> Exercise brief
Take the line containing "Read this page and output its text content." and all lines after it to the end of the records, and output them exactly.

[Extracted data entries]
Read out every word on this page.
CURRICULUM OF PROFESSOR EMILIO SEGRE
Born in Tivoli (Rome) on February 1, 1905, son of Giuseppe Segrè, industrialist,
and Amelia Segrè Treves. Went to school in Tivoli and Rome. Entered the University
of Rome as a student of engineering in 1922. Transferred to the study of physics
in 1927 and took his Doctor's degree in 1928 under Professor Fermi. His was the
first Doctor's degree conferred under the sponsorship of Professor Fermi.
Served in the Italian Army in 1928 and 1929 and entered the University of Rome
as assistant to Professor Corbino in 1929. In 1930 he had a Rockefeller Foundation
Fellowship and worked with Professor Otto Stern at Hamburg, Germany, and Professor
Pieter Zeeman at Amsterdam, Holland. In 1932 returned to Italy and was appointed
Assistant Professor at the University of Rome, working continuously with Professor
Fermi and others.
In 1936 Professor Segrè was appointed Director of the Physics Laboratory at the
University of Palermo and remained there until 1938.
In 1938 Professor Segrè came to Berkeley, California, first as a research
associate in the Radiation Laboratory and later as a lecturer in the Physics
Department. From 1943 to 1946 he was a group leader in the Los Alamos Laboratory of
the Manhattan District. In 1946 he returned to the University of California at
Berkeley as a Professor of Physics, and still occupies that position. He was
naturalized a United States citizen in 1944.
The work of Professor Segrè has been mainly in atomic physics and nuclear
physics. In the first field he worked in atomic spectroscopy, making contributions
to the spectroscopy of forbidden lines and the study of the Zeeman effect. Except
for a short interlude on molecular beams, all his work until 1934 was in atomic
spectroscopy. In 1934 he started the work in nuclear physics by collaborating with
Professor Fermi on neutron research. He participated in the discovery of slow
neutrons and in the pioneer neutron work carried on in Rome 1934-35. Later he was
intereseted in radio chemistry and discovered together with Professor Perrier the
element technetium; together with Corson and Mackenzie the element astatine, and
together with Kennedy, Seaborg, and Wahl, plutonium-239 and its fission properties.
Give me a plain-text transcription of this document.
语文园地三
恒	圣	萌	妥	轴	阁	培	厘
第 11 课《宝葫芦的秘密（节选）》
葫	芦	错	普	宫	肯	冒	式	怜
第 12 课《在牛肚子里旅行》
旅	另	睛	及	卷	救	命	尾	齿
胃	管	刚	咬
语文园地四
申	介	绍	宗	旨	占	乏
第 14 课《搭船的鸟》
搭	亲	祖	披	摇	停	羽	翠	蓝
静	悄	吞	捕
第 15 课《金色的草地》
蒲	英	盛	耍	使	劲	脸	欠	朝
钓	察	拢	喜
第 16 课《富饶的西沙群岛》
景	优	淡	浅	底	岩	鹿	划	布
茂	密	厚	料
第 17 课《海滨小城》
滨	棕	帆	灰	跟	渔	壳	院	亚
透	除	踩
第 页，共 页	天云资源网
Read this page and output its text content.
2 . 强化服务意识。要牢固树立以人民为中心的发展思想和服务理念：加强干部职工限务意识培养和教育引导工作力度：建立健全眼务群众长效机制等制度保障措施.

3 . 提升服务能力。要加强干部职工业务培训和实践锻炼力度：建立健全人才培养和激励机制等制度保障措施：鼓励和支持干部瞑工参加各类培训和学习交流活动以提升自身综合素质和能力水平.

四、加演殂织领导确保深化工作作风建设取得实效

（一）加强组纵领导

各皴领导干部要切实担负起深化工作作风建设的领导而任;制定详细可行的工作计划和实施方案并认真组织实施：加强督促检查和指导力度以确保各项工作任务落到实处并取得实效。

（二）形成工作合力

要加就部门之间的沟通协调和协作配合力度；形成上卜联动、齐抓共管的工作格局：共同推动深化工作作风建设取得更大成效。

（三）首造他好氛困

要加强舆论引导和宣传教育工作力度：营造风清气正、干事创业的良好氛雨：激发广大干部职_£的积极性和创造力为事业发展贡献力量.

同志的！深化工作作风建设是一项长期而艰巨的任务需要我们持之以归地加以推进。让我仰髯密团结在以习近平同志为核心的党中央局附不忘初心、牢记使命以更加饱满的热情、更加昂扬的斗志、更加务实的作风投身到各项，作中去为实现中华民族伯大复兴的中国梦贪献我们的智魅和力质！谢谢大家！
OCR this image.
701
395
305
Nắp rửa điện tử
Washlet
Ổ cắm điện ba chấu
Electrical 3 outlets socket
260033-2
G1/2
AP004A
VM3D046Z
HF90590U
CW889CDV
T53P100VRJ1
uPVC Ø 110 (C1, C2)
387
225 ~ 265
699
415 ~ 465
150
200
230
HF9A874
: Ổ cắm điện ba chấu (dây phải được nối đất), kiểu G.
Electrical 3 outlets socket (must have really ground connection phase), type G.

> Result for this exercise
Read this page and output its text content.
2 . 强化服务意识。要牢固树立以人民为中心的发展思想和服务理念：加强干部职工限务意识培养和教育引导工作力度：建立健全眼务群众长效机制等制度保障措施.

3 . 提升服务能力。要加强干部职工业务培训和实践锻炼力度：建立健全人才培养和激励机制等制度保障措施：鼓励和支持干部瞑工参加各类培训和学习交流活动以提升自身综合素质和能力水平.

四、加演殂织领导确保深化工作作风建设取得实效

（一）加强组纵领导

各皴领导干部要切实担负起深化工作作风建设的领导而任;制定详细可行的工作计划和实施方案并认真组织实施：加强督促检查和指导力度以确保各项工作任务落到实处并取得实效。

（二）形成工作合力

要加就部门之间的沟通协调和协作配合力度；形成上卜联动、齐抓共管的工作格局：共同推动深化工作作风建设取得更大成效。

（三）首造他好氛困

要加强舆论引导和宣传教育工作力度：营造风清气正、干事创业的良好氛雨：激发广大干部职_£的积极性和创造力为事业发展贡献力量.

同志的！深化工作作风建设是一项长期而艰巨的任务需要我们持之以归地加以推进。让我仰髯密团结在以习近平同志为核心的党中央局附不忘初心、牢记使命以更加饱满的热情、更加昂扬的斗志、更加务实的作风投身到各项，作中去为实现中华民族伯大复兴的中国梦贪献我们的智魅和力质！谢谢大家！
OCR this image.
701
395
305
Nắp rửa điện tử
Washlet
Ổ cắm điện ba chấu
Electrical 3 outlets socket
260033-2
G1/2
AP004A
VM3D046Z
HF90590U
CW889CDV
T53P100VRJ1
uPVC Ø 110 (C1, C2)
387
225 ~ 265
699
415 ~ 465
150
200
230
HF9A874
: Ổ cắm điện ba chấu (dây phải được nối đất), kiểu G.
Electrical 3 outlets socket (must have really ground connection phase), type G.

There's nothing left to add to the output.